**Text block:**
Saturday, January 25, 2014

A Joiner's Toolbox: The Axes of Evil?

The TSA doesn't tend to like me very much. You see, I like to fly to the Midwest or South and bring back loads of rusty things that make metal detectors go "BEEP!" It's not my fault that all the good old tools, all the greatest houses of rust and dust really, are in the middle and southern reaches of our country.

As The Engineer says: "All Scott's favorite souvenirs are all on the No-Fly list."

The axes of evil?

If you look at the many, many, many* paintings of medieval and renaissance woodworkers and their tools, you will note four tools that are given particular prominence: Planes, chisels, a frame saw, and a nice big axe.  We'll get to the frame saw soon, but in most of these images, the axe is front and center.
A Joiner's workshop from my old nemesis: Jost Amman's "Das Standebuch" 

of 1568 (via Wikimedia Commons)

Everyone who just said "Aren't those for chopping down trees?" gets three demerits and must report to the Forbidden Forest after class, where Professor Ash will teach you why chainsaws were invented.

Have you ever chopped down a decent-sized tree with an axe?

I have and I don't recommend it. Of course you can do it and once you get the hang of it, it's not the worst thing in the world. It certainly didn't seem to keep our ancestors from darn near clear cutting the Americas, but never forget how eagerly they took to an invention that was originally a surgical tool (yes, really) once it had been properly biggie-sized and offered up as a bane for trees and zombie hordes alike.

**Tasks to perform:**
a: Reproduce the portion of the blog post about joiners' axes between "The TSA doesn't" and "of our country.", inclusive.
b: Answer these questions using the blog post about joiners' axes.
(i) Which four tools does the post say are given particular prominence in paintings of medieval and renaissance woodworkers?
(ii) From what work, and of what year, is the joiner's workshop image taken?
(iii) According to the post, what was the chainsaw originally?
The lines come from a separate, unrelated source.

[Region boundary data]
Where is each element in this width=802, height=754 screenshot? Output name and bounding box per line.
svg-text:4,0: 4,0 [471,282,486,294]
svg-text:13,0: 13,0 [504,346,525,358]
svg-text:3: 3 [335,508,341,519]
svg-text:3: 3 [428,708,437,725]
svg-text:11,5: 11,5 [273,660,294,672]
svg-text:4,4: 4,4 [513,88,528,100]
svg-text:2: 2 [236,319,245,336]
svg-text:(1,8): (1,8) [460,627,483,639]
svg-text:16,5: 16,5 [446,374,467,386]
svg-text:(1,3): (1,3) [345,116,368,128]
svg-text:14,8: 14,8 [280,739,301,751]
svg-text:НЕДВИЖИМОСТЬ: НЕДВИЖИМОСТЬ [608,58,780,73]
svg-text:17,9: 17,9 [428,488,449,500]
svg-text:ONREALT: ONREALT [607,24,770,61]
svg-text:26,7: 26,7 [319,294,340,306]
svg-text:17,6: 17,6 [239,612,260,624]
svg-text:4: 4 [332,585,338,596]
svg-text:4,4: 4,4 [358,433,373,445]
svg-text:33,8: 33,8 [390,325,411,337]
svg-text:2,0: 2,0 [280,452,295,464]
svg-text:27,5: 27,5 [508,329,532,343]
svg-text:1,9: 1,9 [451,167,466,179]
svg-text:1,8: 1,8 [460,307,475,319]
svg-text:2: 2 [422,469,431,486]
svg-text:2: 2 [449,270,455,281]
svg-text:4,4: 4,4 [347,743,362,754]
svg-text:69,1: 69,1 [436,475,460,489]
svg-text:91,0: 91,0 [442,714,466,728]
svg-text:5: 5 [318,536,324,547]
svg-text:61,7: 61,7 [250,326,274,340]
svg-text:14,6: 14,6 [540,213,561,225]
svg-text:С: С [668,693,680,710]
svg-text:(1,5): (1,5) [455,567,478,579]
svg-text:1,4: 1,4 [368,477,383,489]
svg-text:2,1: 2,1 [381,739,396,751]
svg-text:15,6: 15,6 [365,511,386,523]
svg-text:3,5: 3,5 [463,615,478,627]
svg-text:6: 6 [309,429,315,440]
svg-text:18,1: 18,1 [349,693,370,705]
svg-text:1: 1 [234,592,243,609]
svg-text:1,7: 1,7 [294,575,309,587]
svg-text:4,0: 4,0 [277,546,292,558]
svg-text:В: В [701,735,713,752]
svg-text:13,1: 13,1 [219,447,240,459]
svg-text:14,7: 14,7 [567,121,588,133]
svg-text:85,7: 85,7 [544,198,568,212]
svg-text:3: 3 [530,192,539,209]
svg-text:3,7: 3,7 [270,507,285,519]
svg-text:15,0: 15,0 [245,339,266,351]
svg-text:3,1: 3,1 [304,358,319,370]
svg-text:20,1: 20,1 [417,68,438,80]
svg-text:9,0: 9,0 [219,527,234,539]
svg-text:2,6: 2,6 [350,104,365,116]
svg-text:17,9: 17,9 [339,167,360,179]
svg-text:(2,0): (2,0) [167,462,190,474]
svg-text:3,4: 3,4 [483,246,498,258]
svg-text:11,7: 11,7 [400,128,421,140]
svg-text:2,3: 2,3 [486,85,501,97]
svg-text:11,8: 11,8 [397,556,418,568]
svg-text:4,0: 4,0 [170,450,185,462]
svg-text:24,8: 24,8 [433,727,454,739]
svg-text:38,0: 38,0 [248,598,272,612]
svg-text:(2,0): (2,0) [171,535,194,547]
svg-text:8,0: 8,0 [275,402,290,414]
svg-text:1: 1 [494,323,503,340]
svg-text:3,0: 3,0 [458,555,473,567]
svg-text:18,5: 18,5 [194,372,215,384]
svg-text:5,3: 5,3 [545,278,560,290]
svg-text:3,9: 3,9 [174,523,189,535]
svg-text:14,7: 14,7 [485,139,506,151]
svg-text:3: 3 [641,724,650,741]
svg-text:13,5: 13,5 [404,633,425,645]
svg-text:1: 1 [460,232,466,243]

**Solutions to each task:**
a:
The TSA doesn't tend to like me very much. You see, I like to fly to the Midwest or South and bring back loads of rusty things that make metal detectors go "BEEP!" It's not my fault that all the good old tools, all the greatest houses of rust and dust really, are in the middle and southern reaches of our country.

b:
(i) Planes, chisels, a frame saw, and a nice big axe.
(ii) Jost Amman's "Das Standebuch" of 1568.
(iii) A surgical tool.